> GIVEN TASK
In this exercise, reproduce all the entries that follow exactly.

-- BEGIN SUPPLIED DATA --

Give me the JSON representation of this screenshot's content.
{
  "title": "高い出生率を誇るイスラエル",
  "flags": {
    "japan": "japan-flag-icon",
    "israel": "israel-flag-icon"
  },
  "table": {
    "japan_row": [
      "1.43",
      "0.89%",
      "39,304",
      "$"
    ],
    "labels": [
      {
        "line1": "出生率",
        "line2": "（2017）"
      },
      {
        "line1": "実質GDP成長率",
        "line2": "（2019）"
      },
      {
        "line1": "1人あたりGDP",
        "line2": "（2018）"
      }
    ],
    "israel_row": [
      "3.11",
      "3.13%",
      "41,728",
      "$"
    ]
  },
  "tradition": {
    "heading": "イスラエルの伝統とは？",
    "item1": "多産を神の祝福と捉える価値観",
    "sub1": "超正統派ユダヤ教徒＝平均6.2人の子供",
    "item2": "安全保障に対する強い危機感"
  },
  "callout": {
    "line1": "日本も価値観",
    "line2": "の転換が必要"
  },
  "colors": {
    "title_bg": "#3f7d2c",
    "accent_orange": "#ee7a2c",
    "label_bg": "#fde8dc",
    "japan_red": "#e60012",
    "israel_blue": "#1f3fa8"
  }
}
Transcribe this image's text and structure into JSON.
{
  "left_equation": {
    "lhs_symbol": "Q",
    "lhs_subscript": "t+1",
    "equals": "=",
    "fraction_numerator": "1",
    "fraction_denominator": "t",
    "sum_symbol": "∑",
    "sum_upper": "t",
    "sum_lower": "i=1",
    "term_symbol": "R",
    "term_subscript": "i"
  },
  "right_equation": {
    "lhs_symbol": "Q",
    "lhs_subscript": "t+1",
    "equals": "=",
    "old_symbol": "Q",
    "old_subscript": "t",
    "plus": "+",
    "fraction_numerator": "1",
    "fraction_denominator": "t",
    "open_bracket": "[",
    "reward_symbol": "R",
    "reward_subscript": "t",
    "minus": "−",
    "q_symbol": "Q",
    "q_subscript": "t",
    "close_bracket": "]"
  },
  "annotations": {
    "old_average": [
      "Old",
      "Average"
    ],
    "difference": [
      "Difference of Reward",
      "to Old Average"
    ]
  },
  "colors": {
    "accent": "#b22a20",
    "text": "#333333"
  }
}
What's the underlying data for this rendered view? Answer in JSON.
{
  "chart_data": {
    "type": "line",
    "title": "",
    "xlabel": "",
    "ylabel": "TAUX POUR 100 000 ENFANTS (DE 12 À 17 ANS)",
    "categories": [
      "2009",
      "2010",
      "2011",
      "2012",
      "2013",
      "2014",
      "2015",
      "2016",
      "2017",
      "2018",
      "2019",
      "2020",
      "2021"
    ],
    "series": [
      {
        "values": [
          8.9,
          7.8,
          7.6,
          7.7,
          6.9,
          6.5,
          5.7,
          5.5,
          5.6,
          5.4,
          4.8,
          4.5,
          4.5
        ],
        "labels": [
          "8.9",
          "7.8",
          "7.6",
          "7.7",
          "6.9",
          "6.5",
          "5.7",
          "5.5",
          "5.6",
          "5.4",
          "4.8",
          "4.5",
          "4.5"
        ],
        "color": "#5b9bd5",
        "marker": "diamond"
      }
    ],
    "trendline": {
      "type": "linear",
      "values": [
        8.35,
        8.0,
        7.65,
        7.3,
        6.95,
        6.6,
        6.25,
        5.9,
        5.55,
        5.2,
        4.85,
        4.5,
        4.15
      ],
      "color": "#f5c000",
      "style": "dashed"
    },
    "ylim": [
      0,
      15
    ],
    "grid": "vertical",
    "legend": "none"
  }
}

-- END SUPPLIED DATA --

> FINAL RESULT
Give me the JSON representation of this screenshot's content.
{
  "title": "高い出生率を誇るイスラエル",
  "flags": {
    "japan": "japan-flag-icon",
    "israel": "israel-flag-icon"
  },
  "table": {
    "japan_row": [
      "1.43",
      "0.89%",
      "39,304",
      "$"
    ],
    "labels": [
      {
        "line1": "出生率",
        "line2": "（2017）"
      },
      {
        "line1": "実質GDP成長率",
        "line2": "（2019）"
      },
      {
        "line1": "1人あたりGDP",
        "line2": "（2018）"
      }
    ],
    "israel_row": [
      "3.11",
      "3.13%",
      "41,728",
      "$"
    ]
  },
  "tradition": {
    "heading": "イスラエルの伝統とは？",
    "item1": "多産を神の祝福と捉える価値観",
    "sub1": "超正統派ユダヤ教徒＝平均6.2人の子供",
    "item2": "安全保障に対する強い危機感"
  },
  "callout": {
    "line1": "日本も価値観",
    "line2": "の転換が必要"
  },
  "colors": {
    "title_bg": "#3f7d2c",
    "accent_orange": "#ee7a2c",
    "label_bg": "#fde8dc",
    "japan_red": "#e60012",
    "israel_blue": "#1f3fa8"
  }
}
Transcribe this image's text and structure into JSON.
{
  "left_equation": {
    "lhs_symbol": "Q",
    "lhs_subscript": "t+1",
    "equals": "=",
    "fraction_numerator": "1",
    "fraction_denominator": "t",
    "sum_symbol": "∑",
    "sum_upper": "t",
    "sum_lower": "i=1",
    "term_symbol": "R",
    "term_subscript": "i"
  },
  "right_equation": {
    "lhs_symbol": "Q",
    "lhs_subscript": "t+1",
    "equals": "=",
    "old_symbol": "Q",
    "old_subscript": "t",
    "plus": "+",
    "fraction_numerator": "1",
    "fraction_denominator": "t",
    "open_bracket": "[",
    "reward_symbol": "R",
    "reward_subscript": "t",
    "minus": "−",
    "q_symbol": "Q",
    "q_subscript": "t",
    "close_bracket": "]"
  },
  "annotations": {
    "old_average": [
      "Old",
      "Average"
    ],
    "difference": [
      "Difference of Reward",
      "to Old Average"
    ]
  },
  "colors": {
    "accent": "#b22a20",
    "text": "#333333"
  }
}
What's the underlying data for this rendered view? Answer in JSON.
{
  "chart_data": {
    "type": "line",
    "title": "",
    "xlabel": "",
    "ylabel": "TAUX POUR 100 000 ENFANTS (DE 12 À 17 ANS)",
    "categories": [
      "2009",
      "2010",
      "2011",
      "2012",
      "2013",
      "2014",
      "2015",
      "2016",
      "2017",
      "2018",
      "2019",
      "2020",
      "2021"
    ],
    "series": [
      {
        "values": [
          8.9,
          7.8,
          7.6,
          7.7,
          6.9,
          6.5,
          5.7,
          5.5,
          5.6,
          5.4,
          4.8,
          4.5,
          4.5
        ],
        "labels": [
          "8.9",
          "7.8",
          "7.6",
          "7.7",
          "6.9",
          "6.5",
          "5.7",
          "5.5",
          "5.6",
          "5.4",
          "4.8",
          "4.5",
          "4.5"
        ],
        "color": "#5b9bd5",
        "marker": "diamond"
      }
    ],
    "trendline": {
      "type": "linear",
      "values": [
        8.35,
        8.0,
        7.65,
        7.3,
        6.95,
        6.6,
        6.25,
        5.9,
        5.55,
        5.2,
        4.85,
        4.5,
        4.15
      ],
      "color": "#f5c000",
      "style": "dashed"
    },
    "ylim": [
      0,
      15
    ],
    "grid": "vertical",
    "legend": "none"
  }
}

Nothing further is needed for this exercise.